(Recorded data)
* * *

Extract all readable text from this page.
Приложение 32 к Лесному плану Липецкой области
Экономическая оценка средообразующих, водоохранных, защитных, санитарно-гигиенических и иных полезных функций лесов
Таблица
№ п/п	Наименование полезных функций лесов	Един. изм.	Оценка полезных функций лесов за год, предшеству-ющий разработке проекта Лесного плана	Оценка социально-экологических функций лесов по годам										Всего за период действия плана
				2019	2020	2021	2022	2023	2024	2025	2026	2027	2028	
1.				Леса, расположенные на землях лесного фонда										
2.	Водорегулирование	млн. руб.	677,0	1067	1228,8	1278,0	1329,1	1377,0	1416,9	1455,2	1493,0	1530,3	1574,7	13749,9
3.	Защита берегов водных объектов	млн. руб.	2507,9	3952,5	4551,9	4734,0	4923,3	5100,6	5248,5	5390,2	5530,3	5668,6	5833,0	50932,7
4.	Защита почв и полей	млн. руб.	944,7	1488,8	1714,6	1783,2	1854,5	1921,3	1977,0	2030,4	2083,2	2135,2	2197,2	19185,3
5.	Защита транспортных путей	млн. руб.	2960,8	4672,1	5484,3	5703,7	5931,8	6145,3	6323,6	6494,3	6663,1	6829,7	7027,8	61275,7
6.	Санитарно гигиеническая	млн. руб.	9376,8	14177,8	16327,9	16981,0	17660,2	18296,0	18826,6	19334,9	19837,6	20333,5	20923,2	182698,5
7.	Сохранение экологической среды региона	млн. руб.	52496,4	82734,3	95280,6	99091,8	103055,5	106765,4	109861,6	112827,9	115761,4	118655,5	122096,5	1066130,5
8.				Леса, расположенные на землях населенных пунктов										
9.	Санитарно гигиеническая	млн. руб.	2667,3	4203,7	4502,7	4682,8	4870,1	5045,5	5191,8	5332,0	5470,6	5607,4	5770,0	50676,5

* * *

# [EXERCISE DETAILS]
Each record should come back exactly as written.

# [RESULT OF THIS TASK]
Extract all readable text from this page.
Приложение 32 к Лесному плану Липецкой области
Экономическая оценка средообразующих, водоохранных, защитных, санитарно-гигиенических и иных полезных функций лесов
Таблица
№ п/п	Наименование полезных функций лесов	Един. изм.	Оценка полезных функций лесов за год, предшеству-ющий разработке проекта Лесного плана	Оценка социально-экологических функций лесов по годам										Всего за период действия плана
				2019	2020	2021	2022	2023	2024	2025	2026	2027	2028	
1.				Леса, расположенные на землях лесного фонда										
2.	Водорегулирование	млн. руб.	677,0	1067	1228,8	1278,0	1329,1	1377,0	1416,9	1455,2	1493,0	1530,3	1574,7	13749,9
3.	Защита берегов водных объектов	млн. руб.	2507,9	3952,5	4551,9	4734,0	4923,3	5100,6	5248,5	5390,2	5530,3	5668,6	5833,0	50932,7
4.	Защита почв и полей	млн. руб.	944,7	1488,8	1714,6	1783,2	1854,5	1921,3	1977,0	2030,4	2083,2	2135,2	2197,2	19185,3
5.	Защита транспортных путей	млн. руб.	2960,8	4672,1	5484,3	5703,7	5931,8	6145,3	6323,6	6494,3	6663,1	6829,7	7027,8	61275,7
6.	Санитарно гигиеническая	млн. руб.	9376,8	14177,8	16327,9	16981,0	17660,2	18296,0	18826,6	19334,9	19837,6	20333,5	20923,2	182698,5
7.	Сохранение экологической среды региона	млн. руб.	52496,4	82734,3	95280,6	99091,8	103055,5	106765,4	109861,6	112827,9	115761,4	118655,5	122096,5	1066130,5
8.				Леса, расположенные на землях населенных пунктов										
9.	Санитарно гигиеническая	млн. руб.	2667,3	4203,7	4502,7	4682,8	4870,1	5045,5	5191,8	5332,0	5470,6	5607,4	5770,0	50676,5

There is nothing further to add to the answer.